**To be done**. Within the material below, find each line bearing the word "ListenAddress" and present it.

**Data supplied**.
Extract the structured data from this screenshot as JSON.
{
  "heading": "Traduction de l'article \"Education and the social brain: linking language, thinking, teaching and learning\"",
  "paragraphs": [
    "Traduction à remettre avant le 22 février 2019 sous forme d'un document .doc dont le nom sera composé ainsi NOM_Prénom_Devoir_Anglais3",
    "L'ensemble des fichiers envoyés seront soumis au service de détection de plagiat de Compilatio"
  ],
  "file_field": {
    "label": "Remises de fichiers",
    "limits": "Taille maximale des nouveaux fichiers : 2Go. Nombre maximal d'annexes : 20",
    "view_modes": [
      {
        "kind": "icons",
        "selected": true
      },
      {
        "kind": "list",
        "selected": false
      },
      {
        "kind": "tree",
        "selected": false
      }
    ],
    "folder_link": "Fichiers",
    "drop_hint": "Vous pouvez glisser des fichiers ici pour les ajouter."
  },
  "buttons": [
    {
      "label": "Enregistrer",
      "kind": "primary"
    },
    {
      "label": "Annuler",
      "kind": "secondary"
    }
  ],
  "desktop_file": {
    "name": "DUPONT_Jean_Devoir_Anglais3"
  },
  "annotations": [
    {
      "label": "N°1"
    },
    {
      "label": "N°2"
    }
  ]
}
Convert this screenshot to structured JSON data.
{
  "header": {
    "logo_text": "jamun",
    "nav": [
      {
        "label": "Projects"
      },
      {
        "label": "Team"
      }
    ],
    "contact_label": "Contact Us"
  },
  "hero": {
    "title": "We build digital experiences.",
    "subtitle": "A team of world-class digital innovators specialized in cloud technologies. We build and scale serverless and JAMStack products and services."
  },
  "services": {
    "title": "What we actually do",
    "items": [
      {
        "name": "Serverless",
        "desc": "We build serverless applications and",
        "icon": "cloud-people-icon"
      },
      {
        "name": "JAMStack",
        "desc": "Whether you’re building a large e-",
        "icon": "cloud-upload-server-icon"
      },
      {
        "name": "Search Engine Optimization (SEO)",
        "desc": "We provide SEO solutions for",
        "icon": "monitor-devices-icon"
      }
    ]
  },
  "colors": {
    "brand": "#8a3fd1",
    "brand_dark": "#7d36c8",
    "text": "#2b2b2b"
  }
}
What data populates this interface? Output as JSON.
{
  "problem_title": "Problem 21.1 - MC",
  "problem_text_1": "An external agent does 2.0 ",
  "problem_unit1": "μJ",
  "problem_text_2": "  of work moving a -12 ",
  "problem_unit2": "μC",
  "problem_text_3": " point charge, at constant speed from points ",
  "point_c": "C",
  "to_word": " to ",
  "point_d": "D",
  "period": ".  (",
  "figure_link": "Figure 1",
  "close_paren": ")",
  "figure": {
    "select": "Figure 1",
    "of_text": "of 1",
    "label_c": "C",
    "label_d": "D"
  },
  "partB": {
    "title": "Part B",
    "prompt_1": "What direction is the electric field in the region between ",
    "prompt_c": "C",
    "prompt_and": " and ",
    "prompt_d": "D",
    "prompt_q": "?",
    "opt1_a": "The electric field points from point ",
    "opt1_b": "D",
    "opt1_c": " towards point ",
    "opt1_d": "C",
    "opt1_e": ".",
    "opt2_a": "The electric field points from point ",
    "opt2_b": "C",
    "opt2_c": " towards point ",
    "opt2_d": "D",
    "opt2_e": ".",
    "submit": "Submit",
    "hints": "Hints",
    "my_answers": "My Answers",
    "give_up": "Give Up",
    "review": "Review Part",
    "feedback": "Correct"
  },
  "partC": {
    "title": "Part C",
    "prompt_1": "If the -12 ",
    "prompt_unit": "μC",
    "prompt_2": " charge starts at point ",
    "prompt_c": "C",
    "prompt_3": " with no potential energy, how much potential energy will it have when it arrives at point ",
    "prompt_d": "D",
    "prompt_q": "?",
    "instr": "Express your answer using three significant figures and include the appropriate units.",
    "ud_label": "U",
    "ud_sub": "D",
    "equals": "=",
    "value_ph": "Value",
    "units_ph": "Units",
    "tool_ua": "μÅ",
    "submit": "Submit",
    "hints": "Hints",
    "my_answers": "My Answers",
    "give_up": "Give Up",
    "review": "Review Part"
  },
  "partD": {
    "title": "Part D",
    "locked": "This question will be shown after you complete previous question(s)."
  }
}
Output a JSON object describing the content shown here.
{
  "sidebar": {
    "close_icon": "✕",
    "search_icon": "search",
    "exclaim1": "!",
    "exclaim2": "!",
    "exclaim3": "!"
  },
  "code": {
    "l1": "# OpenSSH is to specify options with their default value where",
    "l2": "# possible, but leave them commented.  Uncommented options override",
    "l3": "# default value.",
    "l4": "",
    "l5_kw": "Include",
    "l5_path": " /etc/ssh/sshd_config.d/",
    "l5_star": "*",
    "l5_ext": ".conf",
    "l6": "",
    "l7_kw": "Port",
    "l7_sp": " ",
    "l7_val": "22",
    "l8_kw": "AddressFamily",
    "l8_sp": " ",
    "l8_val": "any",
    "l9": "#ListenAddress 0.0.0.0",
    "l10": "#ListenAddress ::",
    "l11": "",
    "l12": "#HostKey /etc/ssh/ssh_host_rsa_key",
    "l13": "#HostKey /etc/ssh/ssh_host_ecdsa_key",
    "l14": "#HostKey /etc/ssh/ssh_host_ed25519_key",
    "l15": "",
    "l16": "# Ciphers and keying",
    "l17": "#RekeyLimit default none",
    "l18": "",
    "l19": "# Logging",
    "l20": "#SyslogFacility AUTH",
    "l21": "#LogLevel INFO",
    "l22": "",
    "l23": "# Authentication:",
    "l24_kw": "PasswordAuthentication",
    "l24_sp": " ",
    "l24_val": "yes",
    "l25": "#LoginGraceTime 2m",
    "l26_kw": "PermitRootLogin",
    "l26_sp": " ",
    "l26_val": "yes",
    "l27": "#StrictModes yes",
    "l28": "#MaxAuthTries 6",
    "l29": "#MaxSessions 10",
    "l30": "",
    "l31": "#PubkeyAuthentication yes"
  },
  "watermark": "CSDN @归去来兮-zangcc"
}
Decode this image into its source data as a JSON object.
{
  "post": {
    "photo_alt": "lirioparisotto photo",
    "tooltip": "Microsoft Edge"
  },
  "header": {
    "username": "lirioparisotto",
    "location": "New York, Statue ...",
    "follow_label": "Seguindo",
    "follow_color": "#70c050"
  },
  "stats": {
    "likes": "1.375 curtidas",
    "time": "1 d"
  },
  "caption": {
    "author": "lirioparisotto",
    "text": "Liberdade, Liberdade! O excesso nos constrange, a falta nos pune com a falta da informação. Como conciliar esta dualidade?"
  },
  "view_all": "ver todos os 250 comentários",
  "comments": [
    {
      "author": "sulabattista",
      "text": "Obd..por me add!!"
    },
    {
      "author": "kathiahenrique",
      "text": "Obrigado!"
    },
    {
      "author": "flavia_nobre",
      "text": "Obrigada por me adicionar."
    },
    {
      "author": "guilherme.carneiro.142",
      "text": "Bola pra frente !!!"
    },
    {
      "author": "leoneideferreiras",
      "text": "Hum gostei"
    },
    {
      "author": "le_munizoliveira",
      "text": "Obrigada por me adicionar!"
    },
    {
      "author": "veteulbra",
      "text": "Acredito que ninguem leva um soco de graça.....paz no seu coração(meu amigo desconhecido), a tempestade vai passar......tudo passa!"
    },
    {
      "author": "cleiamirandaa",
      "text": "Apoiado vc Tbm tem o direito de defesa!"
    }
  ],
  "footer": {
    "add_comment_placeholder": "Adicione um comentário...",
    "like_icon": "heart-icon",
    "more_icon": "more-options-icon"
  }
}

**In response**.
    "l9": "#ListenAddress 0.0.0.0",
    "l10": "#ListenAddress ::",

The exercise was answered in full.